▶ [WHAT YOU SHOULD DO]: Find the lines containing "schlage" and say how many there are, with no other words.

:: LISTED ENTRIES ::

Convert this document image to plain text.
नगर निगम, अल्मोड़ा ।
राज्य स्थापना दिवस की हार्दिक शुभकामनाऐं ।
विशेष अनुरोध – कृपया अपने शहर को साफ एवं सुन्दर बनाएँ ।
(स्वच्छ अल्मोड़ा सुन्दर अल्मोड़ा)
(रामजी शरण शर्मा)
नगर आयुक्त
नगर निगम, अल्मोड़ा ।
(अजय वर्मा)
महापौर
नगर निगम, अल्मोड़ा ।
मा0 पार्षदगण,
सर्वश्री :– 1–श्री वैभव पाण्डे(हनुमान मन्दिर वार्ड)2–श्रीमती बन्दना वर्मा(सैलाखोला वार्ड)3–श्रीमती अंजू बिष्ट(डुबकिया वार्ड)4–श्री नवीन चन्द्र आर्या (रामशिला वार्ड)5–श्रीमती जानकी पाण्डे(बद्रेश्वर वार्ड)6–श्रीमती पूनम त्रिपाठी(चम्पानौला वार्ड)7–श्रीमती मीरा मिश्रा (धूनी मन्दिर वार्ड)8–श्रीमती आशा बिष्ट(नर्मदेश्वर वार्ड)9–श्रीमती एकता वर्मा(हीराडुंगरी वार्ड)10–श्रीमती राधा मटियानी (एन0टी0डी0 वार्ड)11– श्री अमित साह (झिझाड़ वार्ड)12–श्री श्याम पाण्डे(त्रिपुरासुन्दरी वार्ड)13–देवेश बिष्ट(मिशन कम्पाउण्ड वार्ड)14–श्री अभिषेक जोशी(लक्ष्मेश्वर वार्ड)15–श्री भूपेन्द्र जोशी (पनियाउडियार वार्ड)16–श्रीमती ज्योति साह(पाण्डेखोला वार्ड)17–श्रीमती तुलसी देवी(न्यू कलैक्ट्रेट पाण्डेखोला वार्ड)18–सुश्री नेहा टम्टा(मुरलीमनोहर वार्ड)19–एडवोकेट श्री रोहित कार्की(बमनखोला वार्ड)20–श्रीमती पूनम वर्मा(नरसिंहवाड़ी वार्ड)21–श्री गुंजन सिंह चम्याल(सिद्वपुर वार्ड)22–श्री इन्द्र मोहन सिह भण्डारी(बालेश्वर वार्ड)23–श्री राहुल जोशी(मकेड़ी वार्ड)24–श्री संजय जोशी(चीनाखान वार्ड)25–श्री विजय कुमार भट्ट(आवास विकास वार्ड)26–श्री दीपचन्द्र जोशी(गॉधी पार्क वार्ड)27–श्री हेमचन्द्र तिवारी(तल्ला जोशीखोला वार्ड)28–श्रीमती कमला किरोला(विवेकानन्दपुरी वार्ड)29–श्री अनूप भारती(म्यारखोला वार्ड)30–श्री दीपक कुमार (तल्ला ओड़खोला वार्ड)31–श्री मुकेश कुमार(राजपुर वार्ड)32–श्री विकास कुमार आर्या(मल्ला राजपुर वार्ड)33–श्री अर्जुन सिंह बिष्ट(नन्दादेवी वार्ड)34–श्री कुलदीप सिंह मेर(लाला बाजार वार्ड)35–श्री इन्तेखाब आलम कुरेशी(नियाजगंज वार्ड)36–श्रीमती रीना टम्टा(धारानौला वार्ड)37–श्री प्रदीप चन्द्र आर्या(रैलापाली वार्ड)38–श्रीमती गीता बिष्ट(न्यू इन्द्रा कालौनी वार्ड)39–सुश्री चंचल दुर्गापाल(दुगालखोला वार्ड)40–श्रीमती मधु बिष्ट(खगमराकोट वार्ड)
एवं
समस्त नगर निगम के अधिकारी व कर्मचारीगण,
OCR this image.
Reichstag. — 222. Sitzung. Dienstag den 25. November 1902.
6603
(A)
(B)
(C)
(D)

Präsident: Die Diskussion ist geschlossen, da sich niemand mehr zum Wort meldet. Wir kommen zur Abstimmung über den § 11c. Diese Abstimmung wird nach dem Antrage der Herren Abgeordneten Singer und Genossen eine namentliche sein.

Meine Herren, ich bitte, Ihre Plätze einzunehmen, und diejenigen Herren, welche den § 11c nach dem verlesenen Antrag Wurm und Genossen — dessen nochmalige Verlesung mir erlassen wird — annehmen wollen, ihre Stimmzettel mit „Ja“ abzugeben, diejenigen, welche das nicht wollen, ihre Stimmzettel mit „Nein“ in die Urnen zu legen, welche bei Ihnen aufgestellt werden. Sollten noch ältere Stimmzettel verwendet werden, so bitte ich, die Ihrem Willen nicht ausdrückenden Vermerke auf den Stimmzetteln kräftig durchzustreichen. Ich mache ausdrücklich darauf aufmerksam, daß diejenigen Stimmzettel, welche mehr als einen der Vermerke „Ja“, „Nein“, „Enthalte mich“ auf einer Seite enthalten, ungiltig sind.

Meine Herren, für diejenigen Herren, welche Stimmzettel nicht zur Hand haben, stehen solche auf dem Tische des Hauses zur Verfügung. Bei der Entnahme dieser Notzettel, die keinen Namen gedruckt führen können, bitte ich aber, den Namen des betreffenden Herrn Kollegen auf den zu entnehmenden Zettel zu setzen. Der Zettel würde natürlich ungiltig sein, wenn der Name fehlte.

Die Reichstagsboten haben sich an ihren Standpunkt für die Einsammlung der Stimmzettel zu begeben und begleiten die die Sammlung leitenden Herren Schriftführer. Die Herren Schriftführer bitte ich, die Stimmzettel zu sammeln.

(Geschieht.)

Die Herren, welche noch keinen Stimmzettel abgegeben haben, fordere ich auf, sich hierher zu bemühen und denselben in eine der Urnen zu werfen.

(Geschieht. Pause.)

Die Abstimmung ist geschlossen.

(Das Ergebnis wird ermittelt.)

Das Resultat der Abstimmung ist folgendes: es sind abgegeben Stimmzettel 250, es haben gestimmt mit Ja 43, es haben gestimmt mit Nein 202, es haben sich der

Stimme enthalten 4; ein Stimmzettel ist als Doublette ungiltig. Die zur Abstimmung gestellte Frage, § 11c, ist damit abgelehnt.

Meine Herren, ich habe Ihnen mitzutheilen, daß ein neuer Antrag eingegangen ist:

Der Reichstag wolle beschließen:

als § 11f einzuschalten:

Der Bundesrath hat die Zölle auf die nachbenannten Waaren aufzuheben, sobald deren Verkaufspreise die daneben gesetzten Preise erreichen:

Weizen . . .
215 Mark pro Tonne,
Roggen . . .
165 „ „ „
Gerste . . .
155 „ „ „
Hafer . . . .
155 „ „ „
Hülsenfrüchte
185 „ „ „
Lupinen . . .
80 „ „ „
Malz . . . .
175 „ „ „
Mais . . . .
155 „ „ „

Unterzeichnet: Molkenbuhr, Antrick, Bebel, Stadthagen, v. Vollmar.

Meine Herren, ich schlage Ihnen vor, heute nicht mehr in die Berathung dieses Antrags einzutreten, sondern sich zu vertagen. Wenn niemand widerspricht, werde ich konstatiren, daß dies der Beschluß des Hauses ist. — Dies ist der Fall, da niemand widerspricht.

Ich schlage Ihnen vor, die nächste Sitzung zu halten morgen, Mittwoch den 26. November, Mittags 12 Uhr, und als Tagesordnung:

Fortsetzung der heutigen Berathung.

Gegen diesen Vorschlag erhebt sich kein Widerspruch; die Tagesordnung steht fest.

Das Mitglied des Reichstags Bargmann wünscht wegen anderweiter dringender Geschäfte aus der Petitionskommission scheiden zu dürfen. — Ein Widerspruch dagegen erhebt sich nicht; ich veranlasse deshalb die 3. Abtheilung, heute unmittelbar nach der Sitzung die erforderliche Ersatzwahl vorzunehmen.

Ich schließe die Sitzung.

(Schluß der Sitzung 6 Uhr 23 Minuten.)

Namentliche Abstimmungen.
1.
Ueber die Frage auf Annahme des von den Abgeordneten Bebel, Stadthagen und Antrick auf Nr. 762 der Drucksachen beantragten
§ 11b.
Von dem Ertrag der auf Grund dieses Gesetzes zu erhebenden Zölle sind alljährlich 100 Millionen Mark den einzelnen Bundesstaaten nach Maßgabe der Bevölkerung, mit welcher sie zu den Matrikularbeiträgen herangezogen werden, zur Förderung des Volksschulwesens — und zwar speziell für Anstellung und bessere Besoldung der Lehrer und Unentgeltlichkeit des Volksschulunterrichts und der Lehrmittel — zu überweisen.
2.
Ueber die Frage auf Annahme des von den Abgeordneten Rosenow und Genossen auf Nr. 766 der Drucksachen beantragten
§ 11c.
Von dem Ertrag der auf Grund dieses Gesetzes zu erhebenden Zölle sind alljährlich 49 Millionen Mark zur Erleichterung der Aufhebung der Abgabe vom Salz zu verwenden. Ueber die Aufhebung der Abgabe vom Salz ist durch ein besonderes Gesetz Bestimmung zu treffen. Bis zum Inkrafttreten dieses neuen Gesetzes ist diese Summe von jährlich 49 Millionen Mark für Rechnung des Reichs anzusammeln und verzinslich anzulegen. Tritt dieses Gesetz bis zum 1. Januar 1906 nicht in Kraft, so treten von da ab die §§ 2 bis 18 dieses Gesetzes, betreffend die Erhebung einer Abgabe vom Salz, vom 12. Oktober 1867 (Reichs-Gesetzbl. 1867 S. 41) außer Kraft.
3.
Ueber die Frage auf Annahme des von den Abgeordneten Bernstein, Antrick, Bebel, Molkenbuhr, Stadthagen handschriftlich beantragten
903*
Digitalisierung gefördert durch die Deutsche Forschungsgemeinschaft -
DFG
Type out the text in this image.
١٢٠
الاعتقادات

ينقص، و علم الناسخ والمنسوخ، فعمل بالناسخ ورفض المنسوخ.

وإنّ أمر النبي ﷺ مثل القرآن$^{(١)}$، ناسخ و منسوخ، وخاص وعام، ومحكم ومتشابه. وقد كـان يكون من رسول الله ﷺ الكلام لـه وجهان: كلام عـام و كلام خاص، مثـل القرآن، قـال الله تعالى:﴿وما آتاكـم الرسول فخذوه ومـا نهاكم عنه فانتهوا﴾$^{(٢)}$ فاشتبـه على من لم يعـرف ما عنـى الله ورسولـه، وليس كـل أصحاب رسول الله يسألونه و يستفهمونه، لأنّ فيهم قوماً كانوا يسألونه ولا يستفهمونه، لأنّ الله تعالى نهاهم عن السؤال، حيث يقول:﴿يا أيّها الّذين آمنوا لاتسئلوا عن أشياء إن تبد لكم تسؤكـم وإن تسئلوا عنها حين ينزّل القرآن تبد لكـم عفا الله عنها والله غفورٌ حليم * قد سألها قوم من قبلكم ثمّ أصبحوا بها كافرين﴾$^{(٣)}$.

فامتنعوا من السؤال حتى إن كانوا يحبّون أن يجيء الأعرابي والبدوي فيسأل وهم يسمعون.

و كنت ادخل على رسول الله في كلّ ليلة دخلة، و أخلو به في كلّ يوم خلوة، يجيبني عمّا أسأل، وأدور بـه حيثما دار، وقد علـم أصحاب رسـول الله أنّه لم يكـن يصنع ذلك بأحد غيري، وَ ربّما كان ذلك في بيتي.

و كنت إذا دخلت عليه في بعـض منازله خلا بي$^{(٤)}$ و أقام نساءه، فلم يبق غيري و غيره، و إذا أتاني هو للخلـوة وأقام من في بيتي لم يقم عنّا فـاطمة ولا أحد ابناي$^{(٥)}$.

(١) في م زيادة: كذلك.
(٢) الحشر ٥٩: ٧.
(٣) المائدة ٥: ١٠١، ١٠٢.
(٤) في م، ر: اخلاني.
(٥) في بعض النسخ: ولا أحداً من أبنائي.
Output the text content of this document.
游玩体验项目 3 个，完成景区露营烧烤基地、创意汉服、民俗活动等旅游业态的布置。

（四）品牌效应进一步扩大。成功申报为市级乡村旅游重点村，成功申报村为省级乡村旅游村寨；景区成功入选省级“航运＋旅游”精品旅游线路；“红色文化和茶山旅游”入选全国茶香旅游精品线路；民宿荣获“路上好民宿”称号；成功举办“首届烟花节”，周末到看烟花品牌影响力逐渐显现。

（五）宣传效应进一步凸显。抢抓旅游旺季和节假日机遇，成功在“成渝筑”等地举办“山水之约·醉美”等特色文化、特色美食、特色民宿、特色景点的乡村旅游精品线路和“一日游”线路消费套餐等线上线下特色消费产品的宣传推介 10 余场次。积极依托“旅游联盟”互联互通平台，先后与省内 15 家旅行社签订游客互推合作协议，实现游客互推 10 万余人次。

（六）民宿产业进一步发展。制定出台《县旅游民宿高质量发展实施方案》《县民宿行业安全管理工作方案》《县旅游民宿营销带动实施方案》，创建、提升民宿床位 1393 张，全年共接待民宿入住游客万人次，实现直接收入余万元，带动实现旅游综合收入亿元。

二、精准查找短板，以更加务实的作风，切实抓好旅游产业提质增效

:::

▶ [COMPLETE ANSWER]: 2